* **The exercise**
Every entry must be copied word for word.

(Dataset entries)
-*-*-

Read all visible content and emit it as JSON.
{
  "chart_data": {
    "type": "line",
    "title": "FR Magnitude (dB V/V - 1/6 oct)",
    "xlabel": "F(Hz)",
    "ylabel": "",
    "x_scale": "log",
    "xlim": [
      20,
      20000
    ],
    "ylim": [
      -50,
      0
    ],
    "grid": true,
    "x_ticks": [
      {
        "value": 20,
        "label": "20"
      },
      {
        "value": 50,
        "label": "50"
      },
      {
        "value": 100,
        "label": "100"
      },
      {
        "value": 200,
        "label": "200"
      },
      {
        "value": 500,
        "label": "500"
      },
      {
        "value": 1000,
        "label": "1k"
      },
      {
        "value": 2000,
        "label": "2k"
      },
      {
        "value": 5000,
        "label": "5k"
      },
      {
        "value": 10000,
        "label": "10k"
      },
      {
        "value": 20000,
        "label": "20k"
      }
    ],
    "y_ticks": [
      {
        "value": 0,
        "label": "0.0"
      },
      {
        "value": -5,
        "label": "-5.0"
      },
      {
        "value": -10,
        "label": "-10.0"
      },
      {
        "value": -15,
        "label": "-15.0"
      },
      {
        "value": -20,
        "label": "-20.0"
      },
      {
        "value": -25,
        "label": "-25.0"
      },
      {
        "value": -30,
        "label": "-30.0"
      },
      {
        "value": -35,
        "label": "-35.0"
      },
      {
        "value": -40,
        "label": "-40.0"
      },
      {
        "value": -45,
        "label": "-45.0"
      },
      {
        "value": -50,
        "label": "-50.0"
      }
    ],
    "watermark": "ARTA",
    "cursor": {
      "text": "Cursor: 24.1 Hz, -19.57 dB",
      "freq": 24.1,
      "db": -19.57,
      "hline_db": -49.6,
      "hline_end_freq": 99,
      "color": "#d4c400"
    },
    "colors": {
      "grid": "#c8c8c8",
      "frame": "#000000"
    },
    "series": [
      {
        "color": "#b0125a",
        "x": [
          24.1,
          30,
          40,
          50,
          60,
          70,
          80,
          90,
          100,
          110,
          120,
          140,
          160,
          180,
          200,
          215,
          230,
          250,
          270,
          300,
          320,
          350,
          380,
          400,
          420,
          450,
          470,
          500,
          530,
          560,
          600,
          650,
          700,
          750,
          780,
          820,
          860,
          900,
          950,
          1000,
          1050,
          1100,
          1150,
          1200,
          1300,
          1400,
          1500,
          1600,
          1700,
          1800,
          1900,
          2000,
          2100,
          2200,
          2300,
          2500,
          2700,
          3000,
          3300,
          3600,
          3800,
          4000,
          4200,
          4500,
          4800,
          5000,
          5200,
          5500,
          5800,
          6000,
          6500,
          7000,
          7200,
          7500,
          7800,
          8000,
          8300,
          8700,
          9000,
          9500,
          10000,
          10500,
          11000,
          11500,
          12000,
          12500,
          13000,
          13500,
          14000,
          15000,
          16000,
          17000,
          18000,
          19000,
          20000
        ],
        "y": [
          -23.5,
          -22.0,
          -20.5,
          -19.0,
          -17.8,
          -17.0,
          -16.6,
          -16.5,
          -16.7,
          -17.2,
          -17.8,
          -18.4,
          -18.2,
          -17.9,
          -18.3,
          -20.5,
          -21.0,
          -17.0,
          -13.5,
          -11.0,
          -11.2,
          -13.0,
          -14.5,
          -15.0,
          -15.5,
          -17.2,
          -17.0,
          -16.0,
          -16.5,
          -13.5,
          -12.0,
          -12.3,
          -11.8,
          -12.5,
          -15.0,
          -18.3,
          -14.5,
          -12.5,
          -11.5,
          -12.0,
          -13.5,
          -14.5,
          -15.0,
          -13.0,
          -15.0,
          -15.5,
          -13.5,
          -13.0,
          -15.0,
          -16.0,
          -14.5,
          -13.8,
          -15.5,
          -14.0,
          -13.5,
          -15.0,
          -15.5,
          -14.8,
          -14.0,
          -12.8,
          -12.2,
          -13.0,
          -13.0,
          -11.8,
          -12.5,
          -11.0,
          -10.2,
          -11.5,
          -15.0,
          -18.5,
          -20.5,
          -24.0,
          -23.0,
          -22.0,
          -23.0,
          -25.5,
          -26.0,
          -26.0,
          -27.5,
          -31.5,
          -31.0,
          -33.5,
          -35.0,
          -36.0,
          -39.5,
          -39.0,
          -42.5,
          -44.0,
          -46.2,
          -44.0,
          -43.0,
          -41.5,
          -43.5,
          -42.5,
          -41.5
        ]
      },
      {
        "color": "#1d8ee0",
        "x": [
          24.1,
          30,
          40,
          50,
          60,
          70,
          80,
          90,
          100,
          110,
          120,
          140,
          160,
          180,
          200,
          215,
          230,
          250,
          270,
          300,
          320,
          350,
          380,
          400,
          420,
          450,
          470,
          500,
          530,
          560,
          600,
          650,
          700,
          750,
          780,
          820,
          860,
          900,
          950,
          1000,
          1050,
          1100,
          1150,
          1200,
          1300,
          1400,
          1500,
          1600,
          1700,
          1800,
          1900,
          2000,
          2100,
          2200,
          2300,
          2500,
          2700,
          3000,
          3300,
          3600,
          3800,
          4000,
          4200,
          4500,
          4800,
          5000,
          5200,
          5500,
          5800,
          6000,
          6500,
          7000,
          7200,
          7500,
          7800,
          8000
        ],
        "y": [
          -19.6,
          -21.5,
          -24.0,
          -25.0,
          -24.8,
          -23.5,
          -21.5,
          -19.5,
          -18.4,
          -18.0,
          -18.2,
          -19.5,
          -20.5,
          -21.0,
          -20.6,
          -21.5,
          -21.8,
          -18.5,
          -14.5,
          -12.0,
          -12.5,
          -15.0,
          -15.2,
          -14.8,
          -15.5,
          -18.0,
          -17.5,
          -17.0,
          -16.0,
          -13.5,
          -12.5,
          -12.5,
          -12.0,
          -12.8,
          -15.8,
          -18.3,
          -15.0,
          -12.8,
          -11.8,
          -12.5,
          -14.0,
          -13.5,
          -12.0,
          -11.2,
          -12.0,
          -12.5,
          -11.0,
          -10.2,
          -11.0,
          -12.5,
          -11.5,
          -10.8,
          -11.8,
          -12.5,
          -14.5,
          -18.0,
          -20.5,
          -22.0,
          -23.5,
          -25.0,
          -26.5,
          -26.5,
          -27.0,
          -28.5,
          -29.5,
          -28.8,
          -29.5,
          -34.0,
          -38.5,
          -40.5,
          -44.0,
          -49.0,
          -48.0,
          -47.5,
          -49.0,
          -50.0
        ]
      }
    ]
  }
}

-*-*-

* **Solution to this task**
Read all visible content and emit it as JSON.
{
  "chart_data": {
    "type": "line",
    "title": "FR Magnitude (dB V/V - 1/6 oct)",
    "xlabel": "F(Hz)",
    "ylabel": "",
    "x_scale": "log",
    "xlim": [
      20,
      20000
    ],
    "ylim": [
      -50,
      0
    ],
    "grid": true,
    "x_ticks": [
      {
        "value": 20,
        "label": "20"
      },
      {
        "value": 50,
        "label": "50"
      },
      {
        "value": 100,
        "label": "100"
      },
      {
        "value": 200,
        "label": "200"
      },
      {
        "value": 500,
        "label": "500"
      },
      {
        "value": 1000,
        "label": "1k"
      },
      {
        "value": 2000,
        "label": "2k"
      },
      {
        "value": 5000,
        "label": "5k"
      },
      {
        "value": 10000,
        "label": "10k"
      },
      {
        "value": 20000,
        "label": "20k"
      }
    ],
    "y_ticks": [
      {
        "value": 0,
        "label": "0.0"
      },
      {
        "value": -5,
        "label": "-5.0"
      },
      {
        "value": -10,
        "label": "-10.0"
      },
      {
        "value": -15,
        "label": "-15.0"
      },
      {
        "value": -20,
        "label": "-20.0"
      },
      {
        "value": -25,
        "label": "-25.0"
      },
      {
        "value": -30,
        "label": "-30.0"
      },
      {
        "value": -35,
        "label": "-35.0"
      },
      {
        "value": -40,
        "label": "-40.0"
      },
      {
        "value": -45,
        "label": "-45.0"
      },
      {
        "value": -50,
        "label": "-50.0"
      }
    ],
    "watermark": "ARTA",
    "cursor": {
      "text": "Cursor: 24.1 Hz, -19.57 dB",
      "freq": 24.1,
      "db": -19.57,
      "hline_db": -49.6,
      "hline_end_freq": 99,
      "color": "#d4c400"
    },
    "colors": {
      "grid": "#c8c8c8",
      "frame": "#000000"
    },
    "series": [
      {
        "color": "#b0125a",
        "x": [
          24.1,
          30,
          40,
          50,
          60,
          70,
          80,
          90,
          100,
          110,
          120,
          140,
          160,
          180,
          200,
          215,
          230,
          250,
          270,
          300,
          320,
          350,
          380,
          400,
          420,
          450,
          470,
          500,
          530,
          560,
          600,
          650,
          700,
          750,
          780,
          820,
          860,
          900,
          950,
          1000,
          1050,
          1100,
          1150,
          1200,
          1300,
          1400,
          1500,
          1600,
          1700,
          1800,
          1900,
          2000,
          2100,
          2200,
          2300,
          2500,
          2700,
          3000,
          3300,
          3600,
          3800,
          4000,
          4200,
          4500,
          4800,
          5000,
          5200,
          5500,
          5800,
          6000,
          6500,
          7000,
          7200,
          7500,
          7800,
          8000,
          8300,
          8700,
          9000,
          9500,
          10000,
          10500,
          11000,
          11500,
          12000,
          12500,
          13000,
          13500,
          14000,
          15000,
          16000,
          17000,
          18000,
          19000,
          20000
        ],
        "y": [
          -23.5,
          -22.0,
          -20.5,
          -19.0,
          -17.8,
          -17.0,
          -16.6,
          -16.5,
          -16.7,
          -17.2,
          -17.8,
          -18.4,
          -18.2,
          -17.9,
          -18.3,
          -20.5,
          -21.0,
          -17.0,
          -13.5,
          -11.0,
          -11.2,
          -13.0,
          -14.5,
          -15.0,
          -15.5,
          -17.2,
          -17.0,
          -16.0,
          -16.5,
          -13.5,
          -12.0,
          -12.3,
          -11.8,
          -12.5,
          -15.0,
          -18.3,
          -14.5,
          -12.5,
          -11.5,
          -12.0,
          -13.5,
          -14.5,
          -15.0,
          -13.0,
          -15.0,
          -15.5,
          -13.5,
          -13.0,
          -15.0,
          -16.0,
          -14.5,
          -13.8,
          -15.5,
          -14.0,
          -13.5,
          -15.0,
          -15.5,
          -14.8,
          -14.0,
          -12.8,
          -12.2,
          -13.0,
          -13.0,
          -11.8,
          -12.5,
          -11.0,
          -10.2,
          -11.5,
          -15.0,
          -18.5,
          -20.5,
          -24.0,
          -23.0,
          -22.0,
          -23.0,
          -25.5,
          -26.0,
          -26.0,
          -27.5,
          -31.5,
          -31.0,
          -33.5,
          -35.0,
          -36.0,
          -39.5,
          -39.0,
          -42.5,
          -44.0,
          -46.2,
          -44.0,
          -43.0,
          -41.5,
          -43.5,
          -42.5,
          -41.5
        ]
      },
      {
        "color": "#1d8ee0",
        "x": [
          24.1,
          30,
          40,
          50,
          60,
          70,
          80,
          90,
          100,
          110,
          120,
          140,
          160,
          180,
          200,
          215,
          230,
          250,
          270,
          300,
          320,
          350,
          380,
          400,
          420,
          450,
          470,
          500,
          530,
          560,
          600,
          650,
          700,
          750,
          780,
          820,
          860,
          900,
          950,
          1000,
          1050,
          1100,
          1150,
          1200,
          1300,
          1400,
          1500,
          1600,
          1700,
          1800,
          1900,
          2000,
          2100,
          2200,
          2300,
          2500,
          2700,
          3000,
          3300,
          3600,
          3800,
          4000,
          4200,
          4500,
          4800,
          5000,
          5200,
          5500,
          5800,
          6000,
          6500,
          7000,
          7200,
          7500,
          7800,
          8000
        ],
        "y": [
          -19.6,
          -21.5,
          -24.0,
          -25.0,
          -24.8,
          -23.5,
          -21.5,
          -19.5,
          -18.4,
          -18.0,
          -18.2,
          -19.5,
          -20.5,
          -21.0,
          -20.6,
          -21.5,
          -21.8,
          -18.5,
          -14.5,
          -12.0,
          -12.5,
          -15.0,
          -15.2,
          -14.8,
          -15.5,
          -18.0,
          -17.5,
          -17.0,
          -16.0,
          -13.5,
          -12.5,
          -12.5,
          -12.0,
          -12.8,
          -15.8,
          -18.3,
          -15.0,
          -12.8,
          -11.8,
          -12.5,
          -14.0,
          -13.5,
          -12.0,
          -11.2,
          -12.0,
          -12.5,
          -11.0,
          -10.2,
          -11.0,
          -12.5,
          -11.5,
          -10.8,
          -11.8,
          -12.5,
          -14.5,
          -18.0,
          -20.5,
          -22.0,
          -23.5,
          -25.0,
          -26.5,
          -26.5,
          -27.0,
          -28.5,
          -29.5,
          -28.8,
          -29.5,
          -34.0,
          -38.5,
          -40.5,
          -44.0,
          -49.0,
          -48.0,
          -47.5,
          -49.0,
          -50.0
        ]
      }
    ]
  }
}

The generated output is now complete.